┌──
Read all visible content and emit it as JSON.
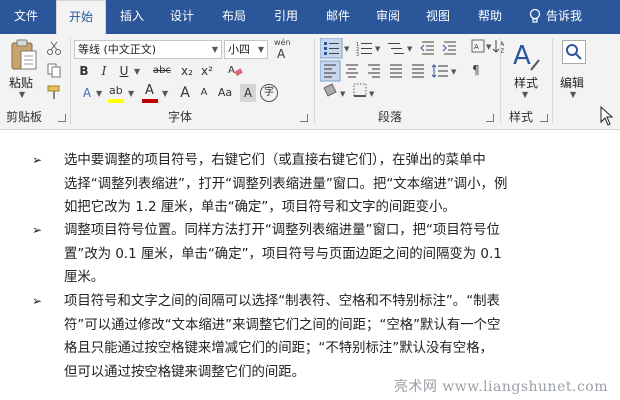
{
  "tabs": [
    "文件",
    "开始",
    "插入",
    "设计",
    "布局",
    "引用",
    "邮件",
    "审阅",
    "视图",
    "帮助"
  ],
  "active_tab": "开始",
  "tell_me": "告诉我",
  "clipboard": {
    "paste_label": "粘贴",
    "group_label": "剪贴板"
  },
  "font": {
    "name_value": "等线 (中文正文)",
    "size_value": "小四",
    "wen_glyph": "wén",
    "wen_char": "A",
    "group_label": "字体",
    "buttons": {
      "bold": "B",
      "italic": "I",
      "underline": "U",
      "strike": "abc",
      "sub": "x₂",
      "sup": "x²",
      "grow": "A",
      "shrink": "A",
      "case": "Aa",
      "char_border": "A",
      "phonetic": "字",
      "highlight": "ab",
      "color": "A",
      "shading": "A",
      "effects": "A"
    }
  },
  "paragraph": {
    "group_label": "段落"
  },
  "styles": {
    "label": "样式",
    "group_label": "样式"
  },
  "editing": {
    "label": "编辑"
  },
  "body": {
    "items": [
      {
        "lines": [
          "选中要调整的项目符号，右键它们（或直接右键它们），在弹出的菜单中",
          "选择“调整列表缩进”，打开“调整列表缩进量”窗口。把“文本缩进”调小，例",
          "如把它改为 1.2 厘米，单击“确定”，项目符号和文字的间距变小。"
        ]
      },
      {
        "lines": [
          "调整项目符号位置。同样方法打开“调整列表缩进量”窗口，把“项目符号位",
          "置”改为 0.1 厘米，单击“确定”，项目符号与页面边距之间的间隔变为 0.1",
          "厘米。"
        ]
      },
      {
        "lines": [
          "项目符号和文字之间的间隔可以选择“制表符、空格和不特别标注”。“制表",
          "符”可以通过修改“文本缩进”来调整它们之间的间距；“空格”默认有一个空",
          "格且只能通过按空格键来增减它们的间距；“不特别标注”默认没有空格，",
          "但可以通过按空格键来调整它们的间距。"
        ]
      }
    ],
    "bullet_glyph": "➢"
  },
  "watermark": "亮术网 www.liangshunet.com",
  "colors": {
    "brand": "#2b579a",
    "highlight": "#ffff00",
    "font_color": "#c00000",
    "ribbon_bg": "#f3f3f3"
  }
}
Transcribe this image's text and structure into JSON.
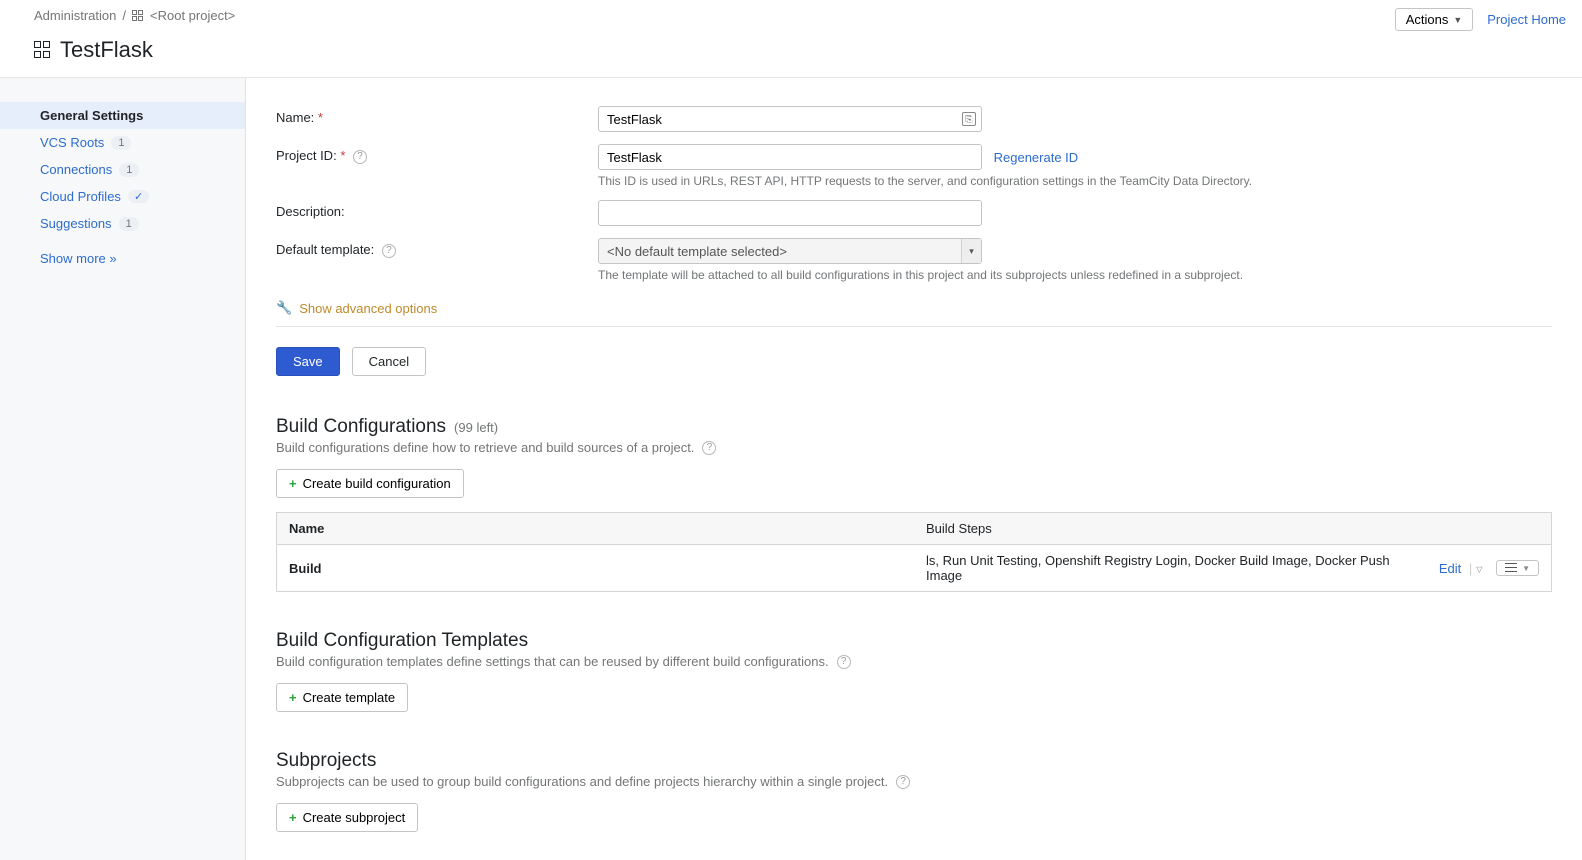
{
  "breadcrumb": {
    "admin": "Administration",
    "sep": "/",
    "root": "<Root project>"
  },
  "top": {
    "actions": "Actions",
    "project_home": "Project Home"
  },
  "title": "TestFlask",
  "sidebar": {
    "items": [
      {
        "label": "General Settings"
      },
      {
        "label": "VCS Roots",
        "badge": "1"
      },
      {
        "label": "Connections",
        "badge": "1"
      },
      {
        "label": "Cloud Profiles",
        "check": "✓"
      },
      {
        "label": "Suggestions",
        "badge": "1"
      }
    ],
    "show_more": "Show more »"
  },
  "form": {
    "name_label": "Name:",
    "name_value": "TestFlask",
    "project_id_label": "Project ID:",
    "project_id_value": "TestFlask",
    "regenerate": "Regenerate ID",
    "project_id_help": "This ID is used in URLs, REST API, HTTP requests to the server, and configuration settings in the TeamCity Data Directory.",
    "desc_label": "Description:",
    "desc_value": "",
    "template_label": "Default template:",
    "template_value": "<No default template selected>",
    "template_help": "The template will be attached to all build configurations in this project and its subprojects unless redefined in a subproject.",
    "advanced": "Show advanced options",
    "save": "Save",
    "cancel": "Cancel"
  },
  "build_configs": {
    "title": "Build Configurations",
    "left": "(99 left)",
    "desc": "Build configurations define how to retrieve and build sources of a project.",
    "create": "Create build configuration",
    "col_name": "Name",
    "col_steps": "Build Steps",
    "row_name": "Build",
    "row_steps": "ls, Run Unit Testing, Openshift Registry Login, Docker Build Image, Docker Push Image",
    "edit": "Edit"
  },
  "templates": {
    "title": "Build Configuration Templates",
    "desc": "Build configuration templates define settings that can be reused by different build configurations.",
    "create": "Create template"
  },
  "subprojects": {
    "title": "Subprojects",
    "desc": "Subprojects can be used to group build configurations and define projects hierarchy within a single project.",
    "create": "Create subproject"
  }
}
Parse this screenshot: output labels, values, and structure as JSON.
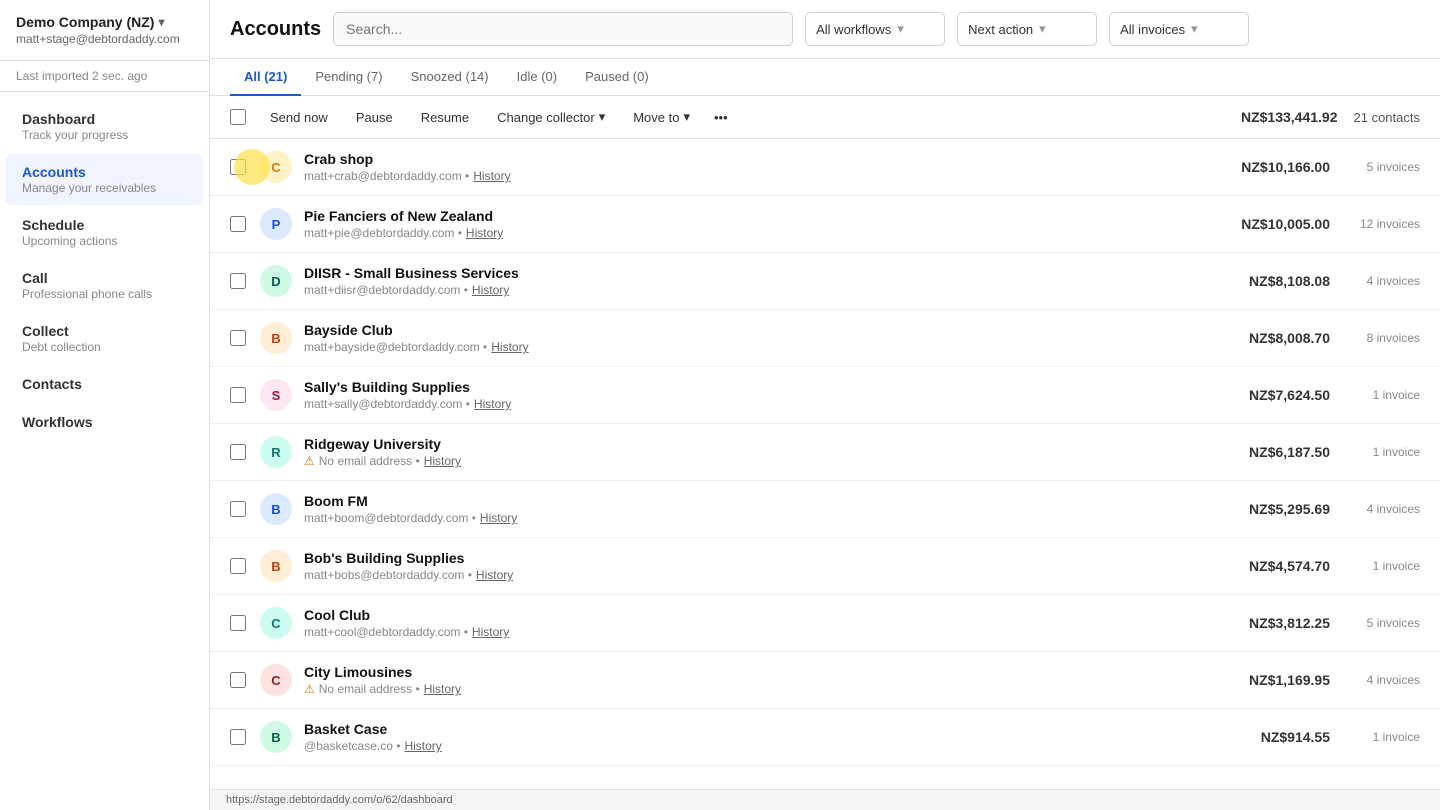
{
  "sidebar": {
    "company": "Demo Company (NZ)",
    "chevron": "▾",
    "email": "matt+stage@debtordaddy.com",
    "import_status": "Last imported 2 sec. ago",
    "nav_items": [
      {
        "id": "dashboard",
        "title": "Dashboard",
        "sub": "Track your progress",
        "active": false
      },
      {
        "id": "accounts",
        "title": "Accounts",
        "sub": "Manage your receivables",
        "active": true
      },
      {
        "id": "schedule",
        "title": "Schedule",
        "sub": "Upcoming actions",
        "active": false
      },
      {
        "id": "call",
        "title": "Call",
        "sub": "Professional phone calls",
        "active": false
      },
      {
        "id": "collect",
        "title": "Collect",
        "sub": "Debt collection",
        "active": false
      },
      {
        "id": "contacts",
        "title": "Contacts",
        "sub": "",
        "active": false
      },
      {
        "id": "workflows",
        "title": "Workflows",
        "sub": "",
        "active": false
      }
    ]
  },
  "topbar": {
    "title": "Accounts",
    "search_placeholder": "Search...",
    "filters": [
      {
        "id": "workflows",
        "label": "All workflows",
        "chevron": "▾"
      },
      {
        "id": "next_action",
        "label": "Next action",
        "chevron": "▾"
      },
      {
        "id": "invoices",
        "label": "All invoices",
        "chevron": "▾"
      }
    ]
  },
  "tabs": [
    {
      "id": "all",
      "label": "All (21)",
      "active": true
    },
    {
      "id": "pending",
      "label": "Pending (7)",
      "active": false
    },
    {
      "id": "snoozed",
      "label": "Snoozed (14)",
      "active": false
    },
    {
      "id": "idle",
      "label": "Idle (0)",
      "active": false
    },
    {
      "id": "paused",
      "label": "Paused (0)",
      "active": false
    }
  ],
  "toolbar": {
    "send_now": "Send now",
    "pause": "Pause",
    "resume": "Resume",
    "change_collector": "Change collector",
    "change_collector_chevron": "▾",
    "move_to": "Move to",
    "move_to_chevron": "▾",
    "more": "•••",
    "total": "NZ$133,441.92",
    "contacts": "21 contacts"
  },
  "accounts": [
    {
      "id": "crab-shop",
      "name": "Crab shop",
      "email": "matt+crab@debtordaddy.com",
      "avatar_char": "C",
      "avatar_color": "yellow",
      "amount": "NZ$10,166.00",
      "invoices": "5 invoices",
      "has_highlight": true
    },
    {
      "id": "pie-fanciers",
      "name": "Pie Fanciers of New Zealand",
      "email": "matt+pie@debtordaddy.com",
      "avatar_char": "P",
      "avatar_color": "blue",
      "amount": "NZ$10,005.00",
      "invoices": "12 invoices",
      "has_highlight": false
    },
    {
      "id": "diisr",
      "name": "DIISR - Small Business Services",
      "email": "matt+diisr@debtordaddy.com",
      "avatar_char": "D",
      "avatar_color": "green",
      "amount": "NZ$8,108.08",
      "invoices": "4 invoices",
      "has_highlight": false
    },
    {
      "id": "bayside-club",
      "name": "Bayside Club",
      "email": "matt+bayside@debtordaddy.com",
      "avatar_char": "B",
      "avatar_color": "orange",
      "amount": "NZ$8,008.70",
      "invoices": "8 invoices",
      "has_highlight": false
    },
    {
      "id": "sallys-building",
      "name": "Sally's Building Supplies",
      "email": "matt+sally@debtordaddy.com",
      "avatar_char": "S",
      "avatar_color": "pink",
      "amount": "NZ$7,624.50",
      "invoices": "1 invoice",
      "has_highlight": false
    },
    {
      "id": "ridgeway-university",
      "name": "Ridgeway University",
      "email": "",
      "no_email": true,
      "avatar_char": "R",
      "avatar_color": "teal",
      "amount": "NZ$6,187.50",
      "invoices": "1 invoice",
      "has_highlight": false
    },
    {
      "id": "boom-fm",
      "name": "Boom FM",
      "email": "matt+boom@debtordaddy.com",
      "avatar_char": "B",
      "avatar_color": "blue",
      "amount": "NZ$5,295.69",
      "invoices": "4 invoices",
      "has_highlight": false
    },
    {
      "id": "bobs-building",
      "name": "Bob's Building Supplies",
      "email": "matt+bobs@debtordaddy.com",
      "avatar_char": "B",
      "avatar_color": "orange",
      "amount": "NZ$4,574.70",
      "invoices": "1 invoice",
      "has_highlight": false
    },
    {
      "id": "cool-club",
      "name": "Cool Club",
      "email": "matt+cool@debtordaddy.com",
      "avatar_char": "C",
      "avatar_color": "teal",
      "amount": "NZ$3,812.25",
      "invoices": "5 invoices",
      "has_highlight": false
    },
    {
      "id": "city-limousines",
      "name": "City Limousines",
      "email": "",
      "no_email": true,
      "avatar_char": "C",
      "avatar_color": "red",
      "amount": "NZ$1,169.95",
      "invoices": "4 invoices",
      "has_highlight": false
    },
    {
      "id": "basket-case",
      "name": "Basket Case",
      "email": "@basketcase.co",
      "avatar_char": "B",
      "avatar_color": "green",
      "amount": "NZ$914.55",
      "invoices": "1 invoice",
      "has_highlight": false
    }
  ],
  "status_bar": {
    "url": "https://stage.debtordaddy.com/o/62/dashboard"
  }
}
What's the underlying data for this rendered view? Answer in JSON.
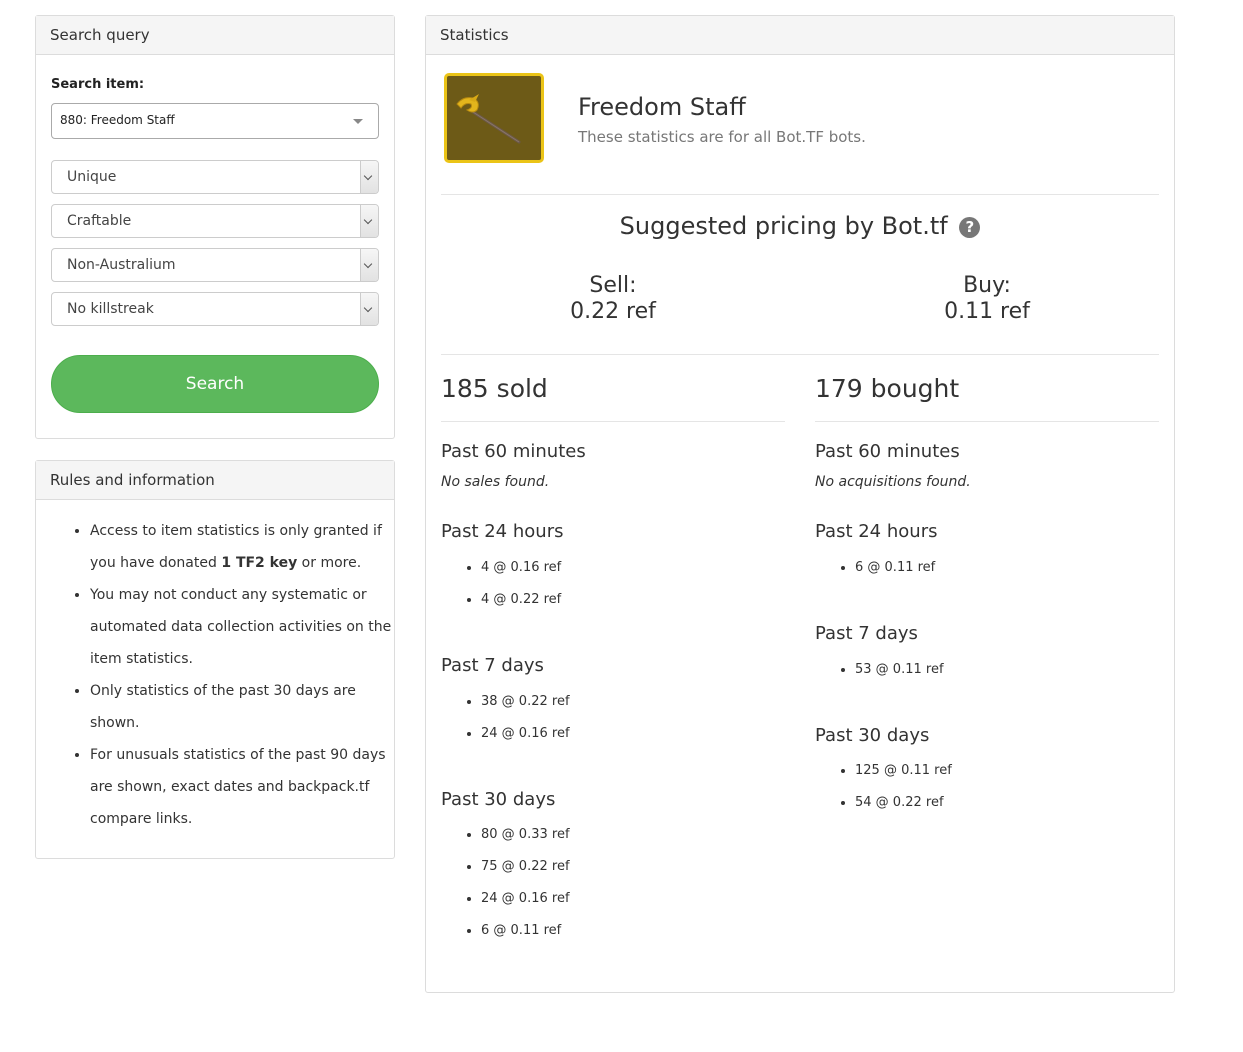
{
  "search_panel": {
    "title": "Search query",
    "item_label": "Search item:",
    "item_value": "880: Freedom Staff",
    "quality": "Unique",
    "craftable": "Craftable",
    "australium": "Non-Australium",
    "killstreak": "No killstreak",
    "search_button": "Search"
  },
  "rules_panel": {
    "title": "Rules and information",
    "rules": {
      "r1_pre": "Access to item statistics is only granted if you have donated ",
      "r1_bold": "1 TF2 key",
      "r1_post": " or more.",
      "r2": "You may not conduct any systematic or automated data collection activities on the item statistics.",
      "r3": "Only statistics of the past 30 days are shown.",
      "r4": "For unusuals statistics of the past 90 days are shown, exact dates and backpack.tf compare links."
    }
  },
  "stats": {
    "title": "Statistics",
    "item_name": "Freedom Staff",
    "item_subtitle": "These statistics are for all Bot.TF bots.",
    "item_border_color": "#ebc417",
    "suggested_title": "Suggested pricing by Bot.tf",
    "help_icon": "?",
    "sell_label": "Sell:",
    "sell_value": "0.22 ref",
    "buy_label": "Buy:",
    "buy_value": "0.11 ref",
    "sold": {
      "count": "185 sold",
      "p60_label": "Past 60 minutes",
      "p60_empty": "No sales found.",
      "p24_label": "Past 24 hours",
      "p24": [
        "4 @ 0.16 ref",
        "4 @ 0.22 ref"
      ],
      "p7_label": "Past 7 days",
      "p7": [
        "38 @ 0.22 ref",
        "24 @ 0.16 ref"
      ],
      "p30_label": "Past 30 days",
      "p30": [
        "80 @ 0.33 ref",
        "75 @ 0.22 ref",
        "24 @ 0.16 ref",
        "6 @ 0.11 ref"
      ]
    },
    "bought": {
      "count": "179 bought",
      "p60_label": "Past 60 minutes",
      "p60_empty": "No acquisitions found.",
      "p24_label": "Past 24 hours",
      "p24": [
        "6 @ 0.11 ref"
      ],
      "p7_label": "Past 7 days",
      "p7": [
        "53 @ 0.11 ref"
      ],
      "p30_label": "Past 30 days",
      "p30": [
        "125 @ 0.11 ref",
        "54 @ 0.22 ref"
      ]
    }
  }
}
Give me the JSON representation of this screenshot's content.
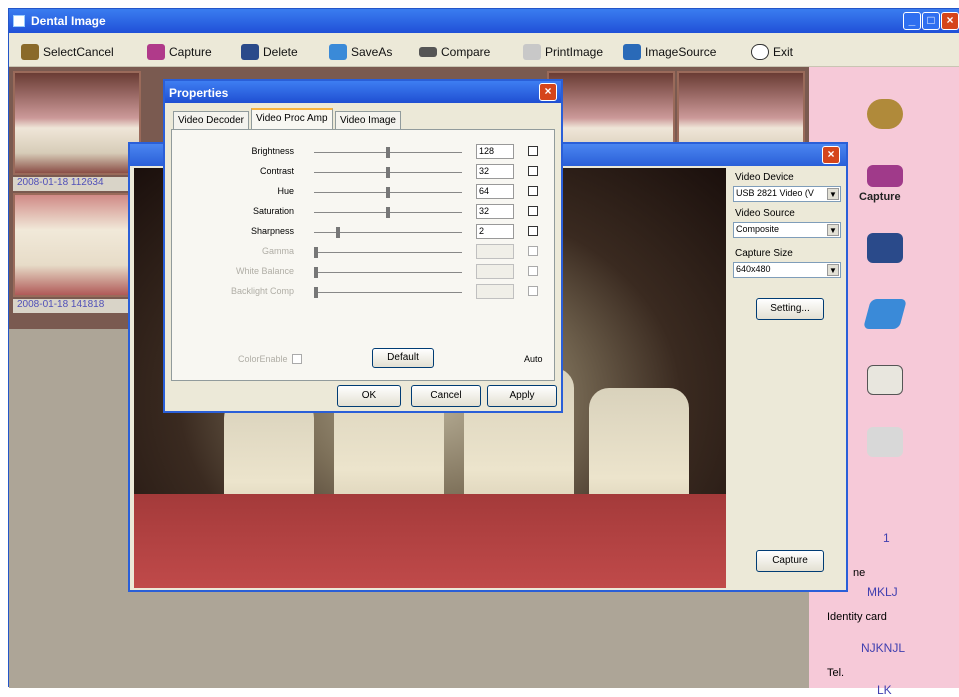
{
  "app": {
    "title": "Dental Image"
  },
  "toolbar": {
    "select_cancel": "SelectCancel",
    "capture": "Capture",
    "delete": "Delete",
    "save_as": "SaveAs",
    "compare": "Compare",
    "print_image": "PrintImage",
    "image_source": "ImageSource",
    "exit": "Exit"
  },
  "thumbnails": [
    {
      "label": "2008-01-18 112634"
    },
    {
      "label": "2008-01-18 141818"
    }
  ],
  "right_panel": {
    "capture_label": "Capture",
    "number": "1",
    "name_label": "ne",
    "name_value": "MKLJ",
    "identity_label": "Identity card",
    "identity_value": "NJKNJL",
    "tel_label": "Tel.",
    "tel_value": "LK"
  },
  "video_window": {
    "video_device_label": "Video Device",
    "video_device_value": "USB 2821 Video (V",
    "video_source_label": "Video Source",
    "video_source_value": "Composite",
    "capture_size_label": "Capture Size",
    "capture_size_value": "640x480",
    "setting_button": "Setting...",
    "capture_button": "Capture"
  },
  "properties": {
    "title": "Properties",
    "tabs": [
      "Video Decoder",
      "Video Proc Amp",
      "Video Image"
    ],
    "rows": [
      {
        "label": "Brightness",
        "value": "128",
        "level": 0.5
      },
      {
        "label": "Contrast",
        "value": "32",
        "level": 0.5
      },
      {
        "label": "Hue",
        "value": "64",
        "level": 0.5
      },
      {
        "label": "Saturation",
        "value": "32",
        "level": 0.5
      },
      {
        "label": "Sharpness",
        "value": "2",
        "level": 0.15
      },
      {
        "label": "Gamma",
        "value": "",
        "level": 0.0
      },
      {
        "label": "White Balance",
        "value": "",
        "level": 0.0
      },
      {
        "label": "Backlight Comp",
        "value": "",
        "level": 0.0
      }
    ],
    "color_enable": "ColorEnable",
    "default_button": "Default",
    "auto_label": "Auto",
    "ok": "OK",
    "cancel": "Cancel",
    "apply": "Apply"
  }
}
└──
■ **Problem details**:
Copy out every line from the data above that has "stage" in it.

■ **Result of the exercise**:
    "email": "matt+stage@debtordaddy.com",
    "url": "https://stage.debtordaddy.com/o/62/dashboard"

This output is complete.